**Work instruction**
Restate the data word for word and leave the images out.

**Dataset records**

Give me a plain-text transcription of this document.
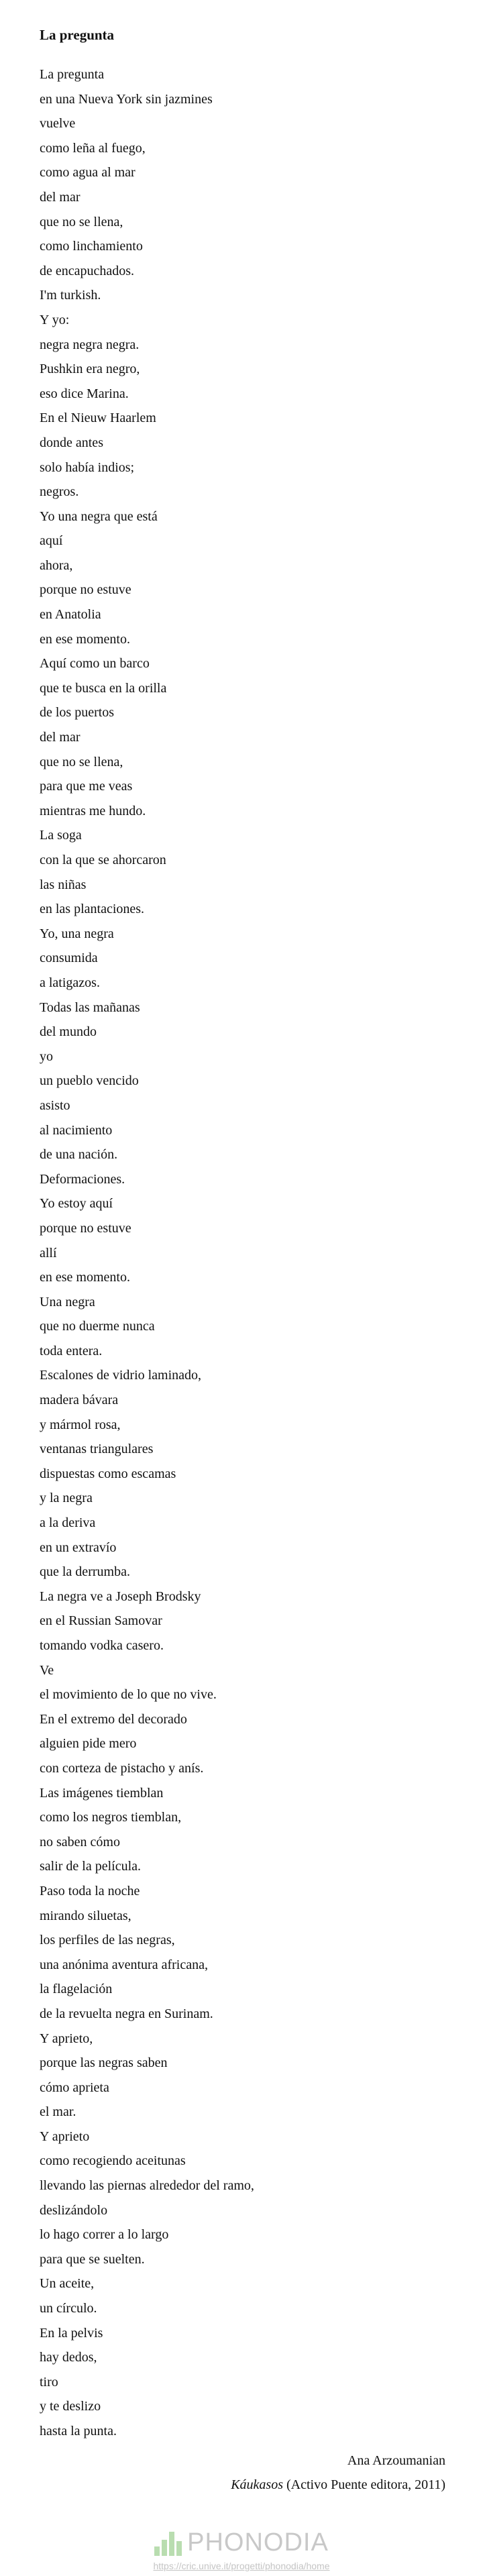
La pregunta
La pregunta
en una Nueva York sin jazmines
vuelve
como leña al fuego,
como agua al mar
del mar
que no se llena,
como linchamiento
de encapuchados.
I'm turkish.
Y yo:
negra negra negra.
Pushkin era negro,
eso dice Marina.
En el Nieuw Haarlem
donde antes
solo había indios;
negros.
Yo una negra que está
aquí
ahora,
porque no estuve
en Anatolia
en ese momento.
Aquí como un barco
que te busca en la orilla
de los puertos
del mar
que no se llena,
para que me veas
mientras me hundo.
La soga
con la que se ahorcaron
las niñas
en las plantaciones.
Yo, una negra
consumida
a latigazos.
Todas las mañanas
del mundo
yo
un pueblo vencido
asisto
al nacimiento
de una nación.
Deformaciones.
Yo estoy aquí
porque no estuve
allí
en ese momento.
Una negra
que no duerme nunca
toda entera.
Escalones de vidrio laminado,
madera bávara
y mármol rosa,
ventanas triangulares
dispuestas como escamas
y la negra
a la deriva
en un extravío
que la derrumba.
La negra ve a Joseph Brodsky
en el Russian Samovar
tomando vodka casero.
Ve
el movimiento de lo que no vive.
En el extremo del decorado
alguien pide mero
con corteza de pistacho y anís.
Las imágenes tiemblan
como los negros tiemblan,
no saben cómo
salir de la película.
Paso toda la noche
mirando siluetas,
los perfiles de las negras,
una anónima aventura africana,
la flagelación
de la revuelta negra en Surinam.
Y aprieto,
porque las negras saben
cómo aprieta
el mar.
Y aprieto
como recogiendo aceitunas
llevando las piernas alrededor del ramo,
deslizándolo
lo hago correr a lo largo
para que se suelten.
Un aceite,
un círculo.
En la pelvis
hay dedos,
tiro
y te deslizo
hasta la punta.
Ana Arzoumanian
Káukasos (Activo Puente editora, 2011)
PHONODIA
https://cric.unive.it/progetti/phonodia/home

**Your response**
Give me a plain-text transcription of this document.
La pregunta
La pregunta
en una Nueva York sin jazmines
vuelve
como leña al fuego,
como agua al mar
del mar
que no se llena,
como linchamiento
de encapuchados.
I'm turkish.
Y yo:
negra negra negra.
Pushkin era negro,
eso dice Marina.
En el Nieuw Haarlem
donde antes
solo había indios;
negros.
Yo una negra que está
aquí
ahora,
porque no estuve
en Anatolia
en ese momento.
Aquí como un barco
que te busca en la orilla
de los puertos
del mar
que no se llena,
para que me veas
mientras me hundo.
La soga
con la que se ahorcaron
las niñas
en las plantaciones.
Yo, una negra
consumida
a latigazos.
Todas las mañanas
del mundo
yo
un pueblo vencido
asisto
al nacimiento
de una nación.
Deformaciones.
Yo estoy aquí
porque no estuve
allí
en ese momento.
Una negra
que no duerme nunca
toda entera.
Escalones de vidrio laminado,
madera bávara
y mármol rosa,
ventanas triangulares
dispuestas como escamas
y la negra
a la deriva
en un extravío
que la derrumba.
La negra ve a Joseph Brodsky
en el Russian Samovar
tomando vodka casero.
Ve
el movimiento de lo que no vive.
En el extremo del decorado
alguien pide mero
con corteza de pistacho y anís.
Las imágenes tiemblan
como los negros tiemblan,
no saben cómo
salir de la película.
Paso toda la noche
mirando siluetas,
los perfiles de las negras,
una anónima aventura africana,
la flagelación
de la revuelta negra en Surinam.
Y aprieto,
porque las negras saben
cómo aprieta
el mar.
Y aprieto
como recogiendo aceitunas
llevando las piernas alrededor del ramo,
deslizándolo
lo hago correr a lo largo
para que se suelten.
Un aceite,
un círculo.
En la pelvis
hay dedos,
tiro
y te deslizo
hasta la punta.
Ana Arzoumanian
Káukasos (Activo Puente editora, 2011)
PHONODIA
https://cric.unive.it/progetti/phonodia/home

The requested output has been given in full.